EXERCISE INSTRUCTIONS. Filter the listing below, copying every line in which the word "JSON" appears.

========================

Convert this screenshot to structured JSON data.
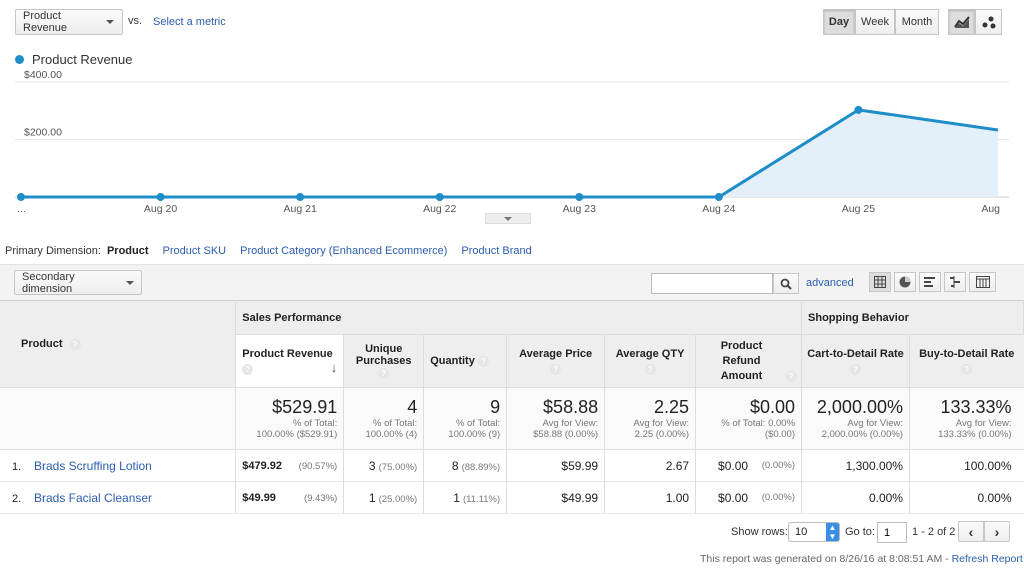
{
  "toolbar": {
    "metric_select": "Product Revenue",
    "vs_label": "vs.",
    "select_metric_link": "Select a metric",
    "periods": [
      "Day",
      "Week",
      "Month"
    ],
    "active_period": "Day",
    "chart_types": [
      "line-chart-icon",
      "motion-chart-icon"
    ]
  },
  "chart_legend": "Product Revenue",
  "chart_data": {
    "type": "area",
    "series": [
      {
        "name": "Product Revenue",
        "color": "#1f8dc7",
        "x": [
          "...",
          "Aug 20",
          "Aug 21",
          "Aug 22",
          "Aug 23",
          "Aug 24",
          "Aug 25",
          "Aug"
        ],
        "values": [
          0,
          0,
          0,
          0,
          0,
          0,
          303,
          233
        ]
      }
    ],
    "ytick_labels": [
      "$400.00",
      "$200.00"
    ],
    "yticks": [
      400,
      200
    ],
    "ylim": [
      0,
      400
    ],
    "grid": true
  },
  "dimensions": {
    "label": "Primary Dimension:",
    "items": [
      "Product",
      "Product SKU",
      "Product Category (Enhanced Ecommerce)",
      "Product Brand"
    ],
    "active": "Product"
  },
  "secondary_dimension": "Secondary dimension",
  "search": {
    "value": "",
    "advanced": "advanced"
  },
  "view_icons": [
    "table-icon",
    "pie-icon",
    "bar-icon",
    "comparison-icon",
    "pivot-icon"
  ],
  "table": {
    "product_header": "Product",
    "group1": "Sales Performance",
    "group2": "Shopping Behavior",
    "columns": [
      "Product Revenue",
      "Unique Purchases",
      "Quantity",
      "Average Price",
      "Average QTY",
      "Product Refund Amount",
      "Cart-to-Detail Rate",
      "Buy-to-Detail Rate"
    ],
    "totals": [
      {
        "value": "$529.91",
        "sub1": "% of Total:",
        "sub2": "100.00% ($529.91)"
      },
      {
        "value": "4",
        "sub1": "% of Total:",
        "sub2": "100.00% (4)"
      },
      {
        "value": "9",
        "sub1": "% of Total:",
        "sub2": "100.00% (9)"
      },
      {
        "value": "$58.88",
        "sub1": "Avg for View:",
        "sub2": "$58.88 (0.00%)"
      },
      {
        "value": "2.25",
        "sub1": "Avg for View:",
        "sub2": "2.25 (0.00%)"
      },
      {
        "value": "$0.00",
        "sub1": "% of Total: 0.00%",
        "sub2": "($0.00)"
      },
      {
        "value": "2,000.00%",
        "sub1": "Avg for View:",
        "sub2": "2,000.00% (0.00%)"
      },
      {
        "value": "133.33%",
        "sub1": "Avg for View:",
        "sub2": "133.33% (0.00%)"
      }
    ],
    "rows": [
      {
        "index": "1.",
        "product": "Brads Scruffing Lotion",
        "revenue": "$479.92",
        "revenue_pct": "(90.57%)",
        "purchases": "3",
        "purchases_pct": "(75.00%)",
        "quantity": "8",
        "quantity_pct": "(88.89%)",
        "avg_price": "$59.99",
        "avg_qty": "2.67",
        "refund": "$0.00",
        "refund_pct": "(0.00%)",
        "cart_detail": "1,300.00%",
        "buy_detail": "100.00%"
      },
      {
        "index": "2.",
        "product": "Brads Facial Cleanser",
        "revenue": "$49.99",
        "revenue_pct": "(9.43%)",
        "purchases": "1",
        "purchases_pct": "(25.00%)",
        "quantity": "1",
        "quantity_pct": "(11.11%)",
        "avg_price": "$49.99",
        "avg_qty": "1.00",
        "refund": "$0.00",
        "refund_pct": "(0.00%)",
        "cart_detail": "0.00%",
        "buy_detail": "0.00%"
      }
    ]
  },
  "pagination": {
    "show_rows_label": "Show rows:",
    "show_rows": "10",
    "goto_label": "Go to:",
    "goto": "1",
    "range": "1 - 2 of 2"
  },
  "footer": {
    "generated": "This report was generated on 8/26/16 at 8:08:51 AM -",
    "refresh": "Refresh Report"
  }
}
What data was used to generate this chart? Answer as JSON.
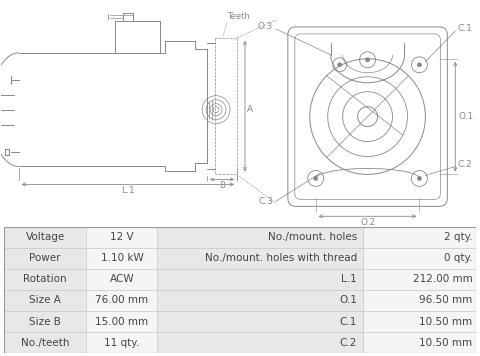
{
  "table_data": [
    [
      "Voltage",
      "12 V",
      "No./mount. holes",
      "2 qty."
    ],
    [
      "Power",
      "1.10 kW",
      "No./mount. holes with thread",
      "0 qty."
    ],
    [
      "Rotation",
      "ACW",
      "L.1",
      "212.00 mm"
    ],
    [
      "Size A",
      "76.00 mm",
      "O.1",
      "96.50 mm"
    ],
    [
      "Size B",
      "15.00 mm",
      "C.1",
      "10.50 mm"
    ],
    [
      "No./teeth",
      "11 qty.",
      "C.2",
      "10.50 mm"
    ]
  ],
  "lc": "#888888",
  "lc2": "#aaaaaa",
  "tc": "#444444",
  "bg": "#ffffff",
  "tbg1": "#e8e8e8",
  "tbg2": "#f5f5f5",
  "tbc": "#cccccc"
}
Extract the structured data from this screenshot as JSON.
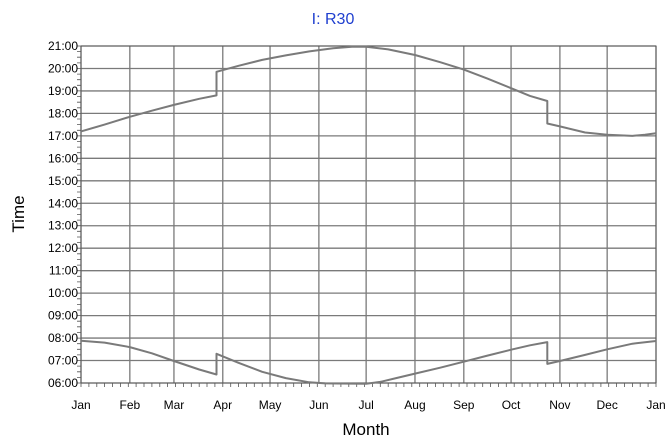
{
  "colors": {
    "title": "#1f3fcf",
    "grid": "#7a7a7a",
    "line": "#7a7a7a",
    "axis": "#555555",
    "text": "#000000"
  },
  "chart_data": {
    "type": "line",
    "title": "I: R30",
    "xlabel": "Month",
    "ylabel": "Time",
    "x_unit": "day of year",
    "xlim": [
      0,
      365
    ],
    "ylim": [
      6,
      21
    ],
    "grid": true,
    "x_ticks": [
      {
        "x": 0,
        "label": "Jan"
      },
      {
        "x": 31,
        "label": "Feb"
      },
      {
        "x": 59,
        "label": "Mar"
      },
      {
        "x": 90,
        "label": "Apr"
      },
      {
        "x": 120,
        "label": "May"
      },
      {
        "x": 151,
        "label": "Jun"
      },
      {
        "x": 181,
        "label": "Jul"
      },
      {
        "x": 212,
        "label": "Aug"
      },
      {
        "x": 243,
        "label": "Sep"
      },
      {
        "x": 273,
        "label": "Oct"
      },
      {
        "x": 304,
        "label": "Nov"
      },
      {
        "x": 334,
        "label": "Dec"
      },
      {
        "x": 365,
        "label": "Jan"
      }
    ],
    "y_ticks": [
      {
        "y": 6,
        "label": "06:00"
      },
      {
        "y": 7,
        "label": "07:00"
      },
      {
        "y": 8,
        "label": "08:00"
      },
      {
        "y": 9,
        "label": "09:00"
      },
      {
        "y": 10,
        "label": "10:00"
      },
      {
        "y": 11,
        "label": "11:00"
      },
      {
        "y": 12,
        "label": "12:00"
      },
      {
        "y": 13,
        "label": "13:00"
      },
      {
        "y": 14,
        "label": "14:00"
      },
      {
        "y": 15,
        "label": "15:00"
      },
      {
        "y": 16,
        "label": "16:00"
      },
      {
        "y": 17,
        "label": "17:00"
      },
      {
        "y": 18,
        "label": "18:00"
      },
      {
        "y": 19,
        "label": "19:00"
      },
      {
        "y": 20,
        "label": "20:00"
      },
      {
        "y": 21,
        "label": "21:00"
      }
    ],
    "series": [
      {
        "points": [
          [
            0,
            7.88
          ],
          [
            15,
            7.8
          ],
          [
            31,
            7.6
          ],
          [
            45,
            7.32
          ],
          [
            59,
            6.98
          ],
          [
            75,
            6.6
          ],
          [
            86,
            6.38
          ],
          [
            86,
            7.3
          ],
          [
            100,
            6.9
          ],
          [
            115,
            6.5
          ],
          [
            130,
            6.22
          ],
          [
            145,
            6.03
          ],
          [
            155,
            5.98
          ],
          [
            181,
            5.97
          ],
          [
            190,
            6.05
          ],
          [
            200,
            6.22
          ],
          [
            212,
            6.42
          ],
          [
            228,
            6.68
          ],
          [
            243,
            6.95
          ],
          [
            258,
            7.22
          ],
          [
            273,
            7.48
          ],
          [
            285,
            7.68
          ],
          [
            296,
            7.82
          ],
          [
            296,
            6.85
          ],
          [
            304,
            6.98
          ],
          [
            320,
            7.25
          ],
          [
            334,
            7.5
          ],
          [
            350,
            7.75
          ],
          [
            365,
            7.87
          ]
        ]
      },
      {
        "points": [
          [
            0,
            17.2
          ],
          [
            15,
            17.5
          ],
          [
            31,
            17.85
          ],
          [
            45,
            18.12
          ],
          [
            59,
            18.38
          ],
          [
            75,
            18.65
          ],
          [
            86,
            18.8
          ],
          [
            86,
            19.85
          ],
          [
            100,
            20.12
          ],
          [
            115,
            20.38
          ],
          [
            130,
            20.58
          ],
          [
            145,
            20.76
          ],
          [
            160,
            20.9
          ],
          [
            172,
            20.97
          ],
          [
            181,
            20.97
          ],
          [
            195,
            20.85
          ],
          [
            212,
            20.6
          ],
          [
            228,
            20.28
          ],
          [
            243,
            19.95
          ],
          [
            258,
            19.55
          ],
          [
            273,
            19.12
          ],
          [
            285,
            18.78
          ],
          [
            296,
            18.55
          ],
          [
            296,
            17.55
          ],
          [
            304,
            17.42
          ],
          [
            320,
            17.15
          ],
          [
            334,
            17.05
          ],
          [
            350,
            17.0
          ],
          [
            358,
            17.05
          ],
          [
            365,
            17.12
          ]
        ]
      }
    ]
  }
}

========================

IN RESPONSE.
Convert this screenshot to structured JSON data.
What data was used to generate this chart? Answer as JSON.
Extract the structured data from this screenshot as JSON.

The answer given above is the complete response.